▶ **Written instruction**
Output all of the records exactly as written.

*** Material for this exercise

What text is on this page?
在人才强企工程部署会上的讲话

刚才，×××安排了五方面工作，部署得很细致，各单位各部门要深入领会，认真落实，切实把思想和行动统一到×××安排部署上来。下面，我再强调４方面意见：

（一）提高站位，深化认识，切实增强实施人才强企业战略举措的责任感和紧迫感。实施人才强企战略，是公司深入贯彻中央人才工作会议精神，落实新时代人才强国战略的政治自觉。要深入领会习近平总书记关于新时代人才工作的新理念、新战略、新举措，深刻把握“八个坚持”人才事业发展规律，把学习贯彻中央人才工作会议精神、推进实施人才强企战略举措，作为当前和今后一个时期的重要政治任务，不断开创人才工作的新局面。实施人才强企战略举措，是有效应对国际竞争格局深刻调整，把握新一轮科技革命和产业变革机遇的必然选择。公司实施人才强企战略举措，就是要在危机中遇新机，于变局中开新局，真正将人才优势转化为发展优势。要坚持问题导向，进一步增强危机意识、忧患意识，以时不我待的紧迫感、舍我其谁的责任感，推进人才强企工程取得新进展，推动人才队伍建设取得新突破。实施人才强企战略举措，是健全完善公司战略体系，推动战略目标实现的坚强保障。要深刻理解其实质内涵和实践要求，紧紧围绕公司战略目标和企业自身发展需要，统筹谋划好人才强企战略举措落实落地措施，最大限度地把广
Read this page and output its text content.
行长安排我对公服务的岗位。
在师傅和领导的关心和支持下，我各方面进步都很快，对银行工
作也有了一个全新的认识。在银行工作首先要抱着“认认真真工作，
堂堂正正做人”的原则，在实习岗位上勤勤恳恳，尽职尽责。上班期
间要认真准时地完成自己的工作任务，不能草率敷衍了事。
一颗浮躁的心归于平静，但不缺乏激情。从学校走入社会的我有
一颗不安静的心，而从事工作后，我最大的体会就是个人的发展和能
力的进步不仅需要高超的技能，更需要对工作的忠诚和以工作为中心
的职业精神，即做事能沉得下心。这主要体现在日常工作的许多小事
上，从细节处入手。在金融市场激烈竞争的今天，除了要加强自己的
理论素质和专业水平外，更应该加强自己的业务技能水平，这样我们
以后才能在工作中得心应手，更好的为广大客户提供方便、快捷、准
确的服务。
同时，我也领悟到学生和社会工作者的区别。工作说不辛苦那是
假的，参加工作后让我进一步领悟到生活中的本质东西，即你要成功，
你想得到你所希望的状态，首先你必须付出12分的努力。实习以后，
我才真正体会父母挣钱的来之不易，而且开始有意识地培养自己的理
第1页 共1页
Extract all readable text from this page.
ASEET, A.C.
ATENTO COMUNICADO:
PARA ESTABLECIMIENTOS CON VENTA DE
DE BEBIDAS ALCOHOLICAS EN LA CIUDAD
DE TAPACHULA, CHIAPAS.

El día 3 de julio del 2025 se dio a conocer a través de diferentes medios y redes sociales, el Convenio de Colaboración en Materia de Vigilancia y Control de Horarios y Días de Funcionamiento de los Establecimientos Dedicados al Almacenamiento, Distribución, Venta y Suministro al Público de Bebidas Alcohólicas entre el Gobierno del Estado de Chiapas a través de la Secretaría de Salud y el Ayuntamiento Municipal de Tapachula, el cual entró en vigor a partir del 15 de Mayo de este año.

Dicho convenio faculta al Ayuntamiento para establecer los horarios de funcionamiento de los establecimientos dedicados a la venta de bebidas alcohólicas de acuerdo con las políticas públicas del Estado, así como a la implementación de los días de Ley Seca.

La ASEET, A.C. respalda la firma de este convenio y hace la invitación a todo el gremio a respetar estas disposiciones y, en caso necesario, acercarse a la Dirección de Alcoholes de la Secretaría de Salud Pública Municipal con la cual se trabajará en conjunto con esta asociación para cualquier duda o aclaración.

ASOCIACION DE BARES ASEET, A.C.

******

▶ **Complete output**
What text is on this page?
在人才强企工程部署会上的讲话

刚才，×××安排了五方面工作，部署得很细致，各单位各部门要深入领会，认真落实，切实把思想和行动统一到×××安排部署上来。下面，我再强调４方面意见：

（一）提高站位，深化认识，切实增强实施人才强企业战略举措的责任感和紧迫感。实施人才强企战略，是公司深入贯彻中央人才工作会议精神，落实新时代人才强国战略的政治自觉。要深入领会习近平总书记关于新时代人才工作的新理念、新战略、新举措，深刻把握“八个坚持”人才事业发展规律，把学习贯彻中央人才工作会议精神、推进实施人才强企战略举措，作为当前和今后一个时期的重要政治任务，不断开创人才工作的新局面。实施人才强企战略举措，是有效应对国际竞争格局深刻调整，把握新一轮科技革命和产业变革机遇的必然选择。公司实施人才强企战略举措，就是要在危机中遇新机，于变局中开新局，真正将人才优势转化为发展优势。要坚持问题导向，进一步增强危机意识、忧患意识，以时不我待的紧迫感、舍我其谁的责任感，推进人才强企工程取得新进展，推动人才队伍建设取得新突破。实施人才强企战略举措，是健全完善公司战略体系，推动战略目标实现的坚强保障。要深刻理解其实质内涵和实践要求，紧紧围绕公司战略目标和企业自身发展需要，统筹谋划好人才强企战略举措落实落地措施，最大限度地把广
Read this page and output its text content.
行长安排我对公服务的岗位。
在师傅和领导的关心和支持下，我各方面进步都很快，对银行工
作也有了一个全新的认识。在银行工作首先要抱着“认认真真工作，
堂堂正正做人”的原则，在实习岗位上勤勤恳恳，尽职尽责。上班期
间要认真准时地完成自己的工作任务，不能草率敷衍了事。
一颗浮躁的心归于平静，但不缺乏激情。从学校走入社会的我有
一颗不安静的心，而从事工作后，我最大的体会就是个人的发展和能
力的进步不仅需要高超的技能，更需要对工作的忠诚和以工作为中心
的职业精神，即做事能沉得下心。这主要体现在日常工作的许多小事
上，从细节处入手。在金融市场激烈竞争的今天，除了要加强自己的
理论素质和专业水平外，更应该加强自己的业务技能水平，这样我们
以后才能在工作中得心应手，更好的为广大客户提供方便、快捷、准
确的服务。
同时，我也领悟到学生和社会工作者的区别。工作说不辛苦那是
假的，参加工作后让我进一步领悟到生活中的本质东西，即你要成功，
你想得到你所希望的状态，首先你必须付出12分的努力。实习以后，
我才真正体会父母挣钱的来之不易，而且开始有意识地培养自己的理
第1页 共1页
Extract all readable text from this page.
ASEET, A.C.
ATENTO COMUNICADO:
PARA ESTABLECIMIENTOS CON VENTA DE
DE BEBIDAS ALCOHOLICAS EN LA CIUDAD
DE TAPACHULA, CHIAPAS.

El día 3 de julio del 2025 se dio a conocer a través de diferentes medios y redes sociales, el Convenio de Colaboración en Materia de Vigilancia y Control de Horarios y Días de Funcionamiento de los Establecimientos Dedicados al Almacenamiento, Distribución, Venta y Suministro al Público de Bebidas Alcohólicas entre el Gobierno del Estado de Chiapas a través de la Secretaría de Salud y el Ayuntamiento Municipal de Tapachula, el cual entró en vigor a partir del 15 de Mayo de este año.

Dicho convenio faculta al Ayuntamiento para establecer los horarios de funcionamiento de los establecimientos dedicados a la venta de bebidas alcohólicas de acuerdo con las políticas públicas del Estado, así como a la implementación de los días de Ley Seca.

La ASEET, A.C. respalda la firma de este convenio y hace la invitación a todo el gremio a respetar estas disposiciones y, en caso necesario, acercarse a la Dirección de Alcoholes de la Secretaría de Salud Pública Municipal con la cual se trabajará en conjunto con esta asociación para cualquier duda o aclaración.

ASOCIACION DE BARES ASEET, A.C.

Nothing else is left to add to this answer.